* _Exercise task_
Report each line of the data that has "them" somewhere in it.

(Saved entries)
────

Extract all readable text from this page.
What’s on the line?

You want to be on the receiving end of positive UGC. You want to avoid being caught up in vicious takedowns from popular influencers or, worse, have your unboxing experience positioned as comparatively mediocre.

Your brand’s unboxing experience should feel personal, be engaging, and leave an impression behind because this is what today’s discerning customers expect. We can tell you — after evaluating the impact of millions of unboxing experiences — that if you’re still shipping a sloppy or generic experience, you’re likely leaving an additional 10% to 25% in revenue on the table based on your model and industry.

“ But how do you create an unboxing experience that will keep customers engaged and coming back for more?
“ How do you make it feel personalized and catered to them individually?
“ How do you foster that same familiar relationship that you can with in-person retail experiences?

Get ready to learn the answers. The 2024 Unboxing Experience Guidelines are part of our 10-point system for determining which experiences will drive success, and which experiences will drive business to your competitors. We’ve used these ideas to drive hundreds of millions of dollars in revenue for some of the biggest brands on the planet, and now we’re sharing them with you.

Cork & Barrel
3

────

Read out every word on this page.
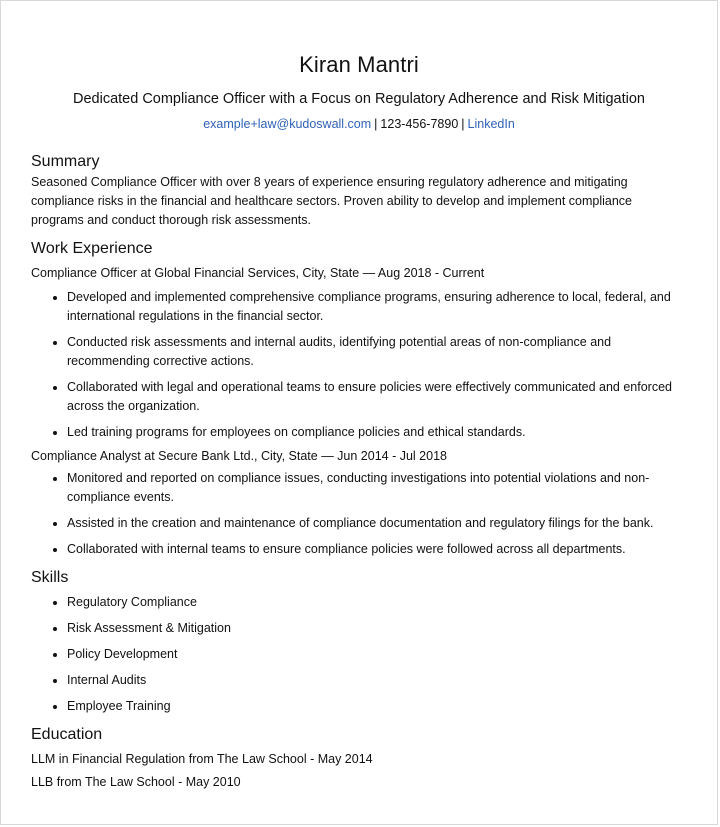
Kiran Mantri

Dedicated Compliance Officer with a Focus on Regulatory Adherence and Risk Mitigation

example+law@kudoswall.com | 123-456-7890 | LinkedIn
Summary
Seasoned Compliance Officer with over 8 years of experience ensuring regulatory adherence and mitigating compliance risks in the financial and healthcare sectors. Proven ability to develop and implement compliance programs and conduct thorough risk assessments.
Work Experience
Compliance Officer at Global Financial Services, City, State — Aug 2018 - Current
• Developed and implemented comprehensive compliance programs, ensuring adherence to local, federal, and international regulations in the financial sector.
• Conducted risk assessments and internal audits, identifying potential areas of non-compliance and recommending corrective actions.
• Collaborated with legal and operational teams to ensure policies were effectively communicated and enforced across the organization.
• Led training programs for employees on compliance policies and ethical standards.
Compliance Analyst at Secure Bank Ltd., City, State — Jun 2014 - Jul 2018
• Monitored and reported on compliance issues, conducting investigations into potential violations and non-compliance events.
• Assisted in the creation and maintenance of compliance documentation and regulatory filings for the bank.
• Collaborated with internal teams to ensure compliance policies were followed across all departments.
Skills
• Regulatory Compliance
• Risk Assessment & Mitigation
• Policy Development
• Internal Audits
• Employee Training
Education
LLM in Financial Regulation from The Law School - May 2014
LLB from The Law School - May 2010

────

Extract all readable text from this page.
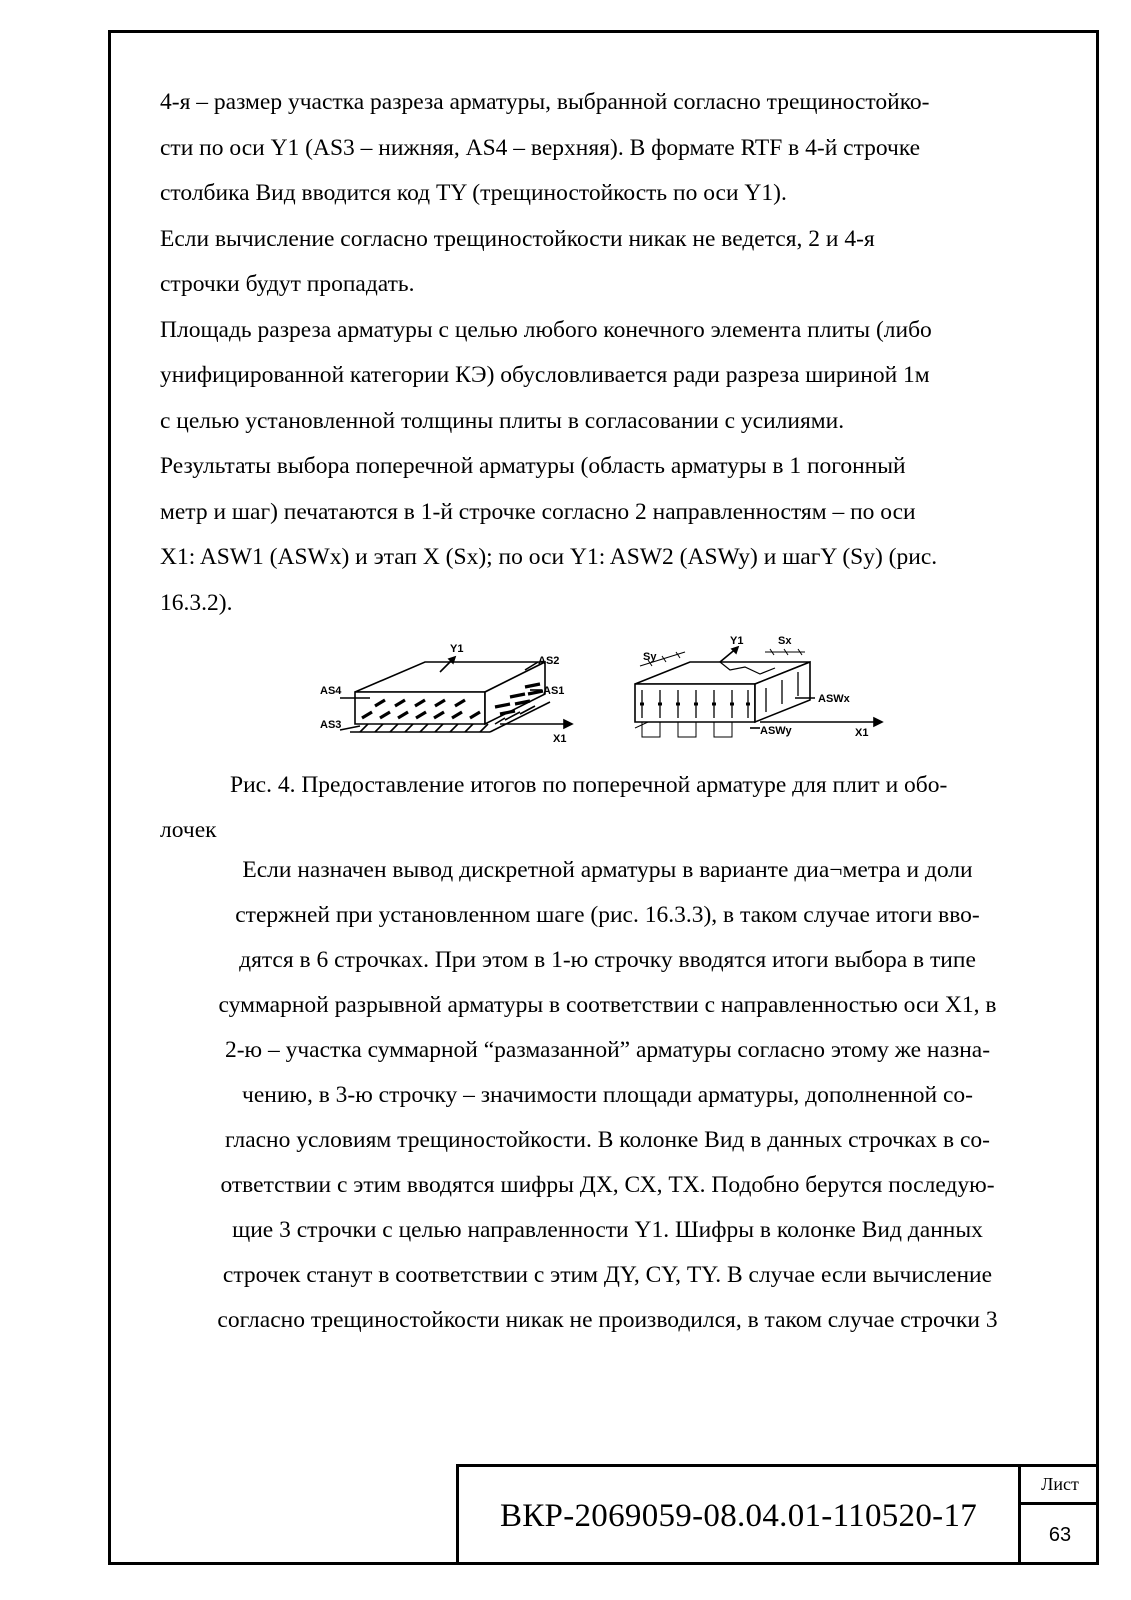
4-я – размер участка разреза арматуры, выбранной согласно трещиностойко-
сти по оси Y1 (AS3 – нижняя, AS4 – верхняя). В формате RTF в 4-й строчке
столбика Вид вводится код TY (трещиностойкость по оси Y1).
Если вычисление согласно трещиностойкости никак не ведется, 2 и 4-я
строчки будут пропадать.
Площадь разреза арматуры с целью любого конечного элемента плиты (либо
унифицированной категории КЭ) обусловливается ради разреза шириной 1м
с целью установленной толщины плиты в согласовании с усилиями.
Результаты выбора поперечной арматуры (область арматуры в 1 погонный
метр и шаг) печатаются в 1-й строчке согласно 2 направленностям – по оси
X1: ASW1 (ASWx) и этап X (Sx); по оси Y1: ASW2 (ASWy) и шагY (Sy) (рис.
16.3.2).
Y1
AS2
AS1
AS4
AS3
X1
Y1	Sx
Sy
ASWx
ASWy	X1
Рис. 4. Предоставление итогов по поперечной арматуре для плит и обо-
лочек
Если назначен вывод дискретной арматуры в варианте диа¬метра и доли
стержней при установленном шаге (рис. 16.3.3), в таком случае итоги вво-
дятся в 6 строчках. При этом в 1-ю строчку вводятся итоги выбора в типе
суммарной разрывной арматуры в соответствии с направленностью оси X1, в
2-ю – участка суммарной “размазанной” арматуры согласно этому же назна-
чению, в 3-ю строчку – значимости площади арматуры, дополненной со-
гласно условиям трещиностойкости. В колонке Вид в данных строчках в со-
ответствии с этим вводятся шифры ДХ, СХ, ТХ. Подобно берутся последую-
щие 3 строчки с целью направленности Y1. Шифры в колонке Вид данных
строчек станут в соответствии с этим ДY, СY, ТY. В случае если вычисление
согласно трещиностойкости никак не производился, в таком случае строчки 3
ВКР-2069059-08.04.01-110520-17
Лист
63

────

* _Response for this exercise_
“ How do you make it feel personalized and catered to them individually?
Get ready to learn the answers. The 2024 Unboxing Experience Guidelines are part of our 10-point system for determining which experiences will drive success, and which experiences will drive business to your competitors. We’ve used these ideas to drive hundreds of millions of dollars in revenue for some of the biggest brands on the planet, and now we’re sharing them with you.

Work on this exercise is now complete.